Stated goal: Write out, please, the line containing "Read out every word on this page." together with all lines after it, up to and including the last one, with no other output.

Records for the exercise:
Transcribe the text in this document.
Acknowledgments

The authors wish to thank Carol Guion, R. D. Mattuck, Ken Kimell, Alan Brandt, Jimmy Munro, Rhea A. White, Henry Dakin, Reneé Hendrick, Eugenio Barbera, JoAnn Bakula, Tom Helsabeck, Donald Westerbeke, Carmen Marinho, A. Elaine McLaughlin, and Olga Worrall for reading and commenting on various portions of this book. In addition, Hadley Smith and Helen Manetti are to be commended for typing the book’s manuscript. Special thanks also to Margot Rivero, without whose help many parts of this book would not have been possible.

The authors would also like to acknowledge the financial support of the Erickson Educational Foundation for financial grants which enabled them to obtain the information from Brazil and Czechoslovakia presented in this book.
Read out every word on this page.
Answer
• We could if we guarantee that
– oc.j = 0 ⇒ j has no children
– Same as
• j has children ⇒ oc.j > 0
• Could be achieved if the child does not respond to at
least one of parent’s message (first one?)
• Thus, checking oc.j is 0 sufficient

Written reply:
Read out every word on this page.
Answer
• We could if we guarantee that
– oc.j = 0 ⇒ j has no children
– Same as
• j has children ⇒ oc.j > 0
• Could be achieved if the child does not respond to at
least one of parent’s message (first one?)
• Thus, checking oc.j is 0 sufficient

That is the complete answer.